## Dokumenttext
Nordischer Klang – Ein Fest der nordischen Kulturen 

von NORDfor

von Luise Markwort

Wo liegt der Norden? Was ist nordische Kultur? Dies sind Fragen, die nicht nur in der Skandinavistik kontrovers diskutiert und immer wieder neu beleuchtet werden. Das Kulturfestival Nordischer Klang in Greifswald findet auf diese Fragen ganz eigene Antworten. Dem Programmheft zufolge ist nordische Kultur aktuell Dancehall, Americana, Jazz, Folkrock und Electropop, ein kritischer Blick auf Genderrollen, Kampf für indigene Rechte und vieles mehr.

Dieser Beitrag befasst sich mit der über 30-jährigen Geschichte des Nordischen Klangs in Greifswald und seiner Position zwischen Wissenschaft und Kultur in einem sich ständig wandelnden Ostseeraum. Das Festival bietet mit seiner Anbindung an die Universität Greifswald eine einmalige Möglichkeit für die Studierenden, nicht nur die erforschten Kulturen hautnah zu erleben, sondern auch in die Kulturarbeit einzusteigen.

## Aufgabendetails
Greife den oben stehenden Beitrag über das Greifswalder Festival Nordischer Klang wieder auf und schreibe ihn im Anschluss an seinen letzten Satz weiter.

## Aufgelistete Zeilen
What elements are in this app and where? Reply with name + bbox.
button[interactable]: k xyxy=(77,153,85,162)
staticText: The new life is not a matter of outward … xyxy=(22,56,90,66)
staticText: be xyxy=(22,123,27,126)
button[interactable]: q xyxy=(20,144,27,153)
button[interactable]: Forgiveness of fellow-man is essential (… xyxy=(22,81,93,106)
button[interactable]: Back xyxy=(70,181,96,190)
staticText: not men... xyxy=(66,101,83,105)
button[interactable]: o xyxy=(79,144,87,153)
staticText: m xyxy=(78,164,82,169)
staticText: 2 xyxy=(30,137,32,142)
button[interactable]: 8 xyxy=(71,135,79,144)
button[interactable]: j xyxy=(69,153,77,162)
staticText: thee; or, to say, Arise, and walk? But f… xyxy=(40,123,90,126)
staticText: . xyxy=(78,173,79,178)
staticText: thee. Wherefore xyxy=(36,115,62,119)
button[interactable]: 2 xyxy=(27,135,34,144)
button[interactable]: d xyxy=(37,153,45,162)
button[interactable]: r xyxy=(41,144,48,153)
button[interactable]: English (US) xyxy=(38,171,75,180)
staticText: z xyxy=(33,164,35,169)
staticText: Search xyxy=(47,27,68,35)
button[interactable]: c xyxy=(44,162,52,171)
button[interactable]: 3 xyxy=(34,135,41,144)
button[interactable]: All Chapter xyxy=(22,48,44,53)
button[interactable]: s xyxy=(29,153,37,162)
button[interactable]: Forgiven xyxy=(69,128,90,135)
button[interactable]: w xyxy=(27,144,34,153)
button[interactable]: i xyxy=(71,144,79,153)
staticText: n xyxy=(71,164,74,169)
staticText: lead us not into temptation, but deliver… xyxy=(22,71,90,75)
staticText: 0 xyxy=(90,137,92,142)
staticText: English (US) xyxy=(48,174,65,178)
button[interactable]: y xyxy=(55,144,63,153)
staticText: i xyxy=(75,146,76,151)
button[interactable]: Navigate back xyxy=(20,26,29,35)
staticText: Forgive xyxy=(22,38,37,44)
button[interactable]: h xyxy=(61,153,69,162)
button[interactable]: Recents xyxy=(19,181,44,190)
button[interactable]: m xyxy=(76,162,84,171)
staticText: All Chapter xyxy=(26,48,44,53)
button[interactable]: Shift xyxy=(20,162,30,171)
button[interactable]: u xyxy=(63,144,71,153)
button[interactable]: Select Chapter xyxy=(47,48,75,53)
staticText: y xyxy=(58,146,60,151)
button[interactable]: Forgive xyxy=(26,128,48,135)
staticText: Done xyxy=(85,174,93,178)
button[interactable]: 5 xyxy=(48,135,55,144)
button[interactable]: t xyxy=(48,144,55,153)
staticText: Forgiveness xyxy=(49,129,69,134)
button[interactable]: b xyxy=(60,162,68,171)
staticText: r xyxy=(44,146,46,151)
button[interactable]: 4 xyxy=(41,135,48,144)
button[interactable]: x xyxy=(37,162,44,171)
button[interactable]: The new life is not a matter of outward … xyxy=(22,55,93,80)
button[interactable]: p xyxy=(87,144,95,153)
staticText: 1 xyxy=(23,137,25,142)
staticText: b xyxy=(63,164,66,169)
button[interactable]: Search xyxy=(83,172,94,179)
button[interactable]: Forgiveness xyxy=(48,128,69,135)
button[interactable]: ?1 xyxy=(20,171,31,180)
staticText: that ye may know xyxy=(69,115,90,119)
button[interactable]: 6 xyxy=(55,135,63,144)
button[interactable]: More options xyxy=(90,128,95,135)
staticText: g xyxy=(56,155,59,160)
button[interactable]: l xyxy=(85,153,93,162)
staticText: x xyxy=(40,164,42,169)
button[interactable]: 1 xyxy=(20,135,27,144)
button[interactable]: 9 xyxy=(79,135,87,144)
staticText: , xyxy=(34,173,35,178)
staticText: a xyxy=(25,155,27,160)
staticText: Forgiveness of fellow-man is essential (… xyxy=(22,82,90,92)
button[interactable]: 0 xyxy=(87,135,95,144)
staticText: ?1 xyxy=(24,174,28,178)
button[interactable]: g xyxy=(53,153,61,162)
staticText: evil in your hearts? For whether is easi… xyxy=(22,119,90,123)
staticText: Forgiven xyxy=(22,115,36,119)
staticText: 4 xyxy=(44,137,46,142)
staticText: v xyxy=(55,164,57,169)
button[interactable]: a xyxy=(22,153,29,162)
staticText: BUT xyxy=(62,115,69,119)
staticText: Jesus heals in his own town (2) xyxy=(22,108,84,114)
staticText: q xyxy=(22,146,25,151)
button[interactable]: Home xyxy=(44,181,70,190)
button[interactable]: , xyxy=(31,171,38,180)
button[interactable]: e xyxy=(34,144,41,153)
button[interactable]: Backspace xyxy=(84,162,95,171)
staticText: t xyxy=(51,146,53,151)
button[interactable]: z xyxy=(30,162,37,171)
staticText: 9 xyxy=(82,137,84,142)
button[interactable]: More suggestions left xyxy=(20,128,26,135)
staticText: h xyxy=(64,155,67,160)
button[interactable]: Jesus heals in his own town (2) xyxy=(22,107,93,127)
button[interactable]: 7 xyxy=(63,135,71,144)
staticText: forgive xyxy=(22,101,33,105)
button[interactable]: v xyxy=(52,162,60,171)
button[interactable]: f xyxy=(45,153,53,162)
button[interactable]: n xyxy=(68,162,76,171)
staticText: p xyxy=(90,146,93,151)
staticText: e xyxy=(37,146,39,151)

## Antwort
Schwedenzeit in Greifswald

Als Hansestadt ist Greifswald stark von Skandinavien und dem Norden geprägt: Mit dem westfälischen Frieden 1648 wurde Vorpommern ein Teil Schwedens. Die »Schwedenzeit« dauerte 184 Jahre und wurde durch die territoriale Neuverteilung des Wiener Kongresses beendet. Die Universität in Greifswald (gegründet 1456) diente auch schon zuvor als Brücke nach Skandinavien. Die Spuren sind bis heute sichtbar und so ist es sicherlich kein Zufall, dass 100 Jahre später Deutschlands erstes Institut für Skandinavistik und Fennistik ausgerechnet in Greifswald gegründet wurde. Aus dieser engen Verbindung über die Ostsee hinweg ist auch der Nordische Klang erwachsen.

Die schwedische Musikerin Aurelia Dey bringt mit ihrer Großband AVENUE beim Eröffnungskonzert am 5.5.2023 Themen wie Rassismus und Identität auf die Bühne, hinterlegt mit ghanaischen Afrobeats. (© Nadim Elazzeh)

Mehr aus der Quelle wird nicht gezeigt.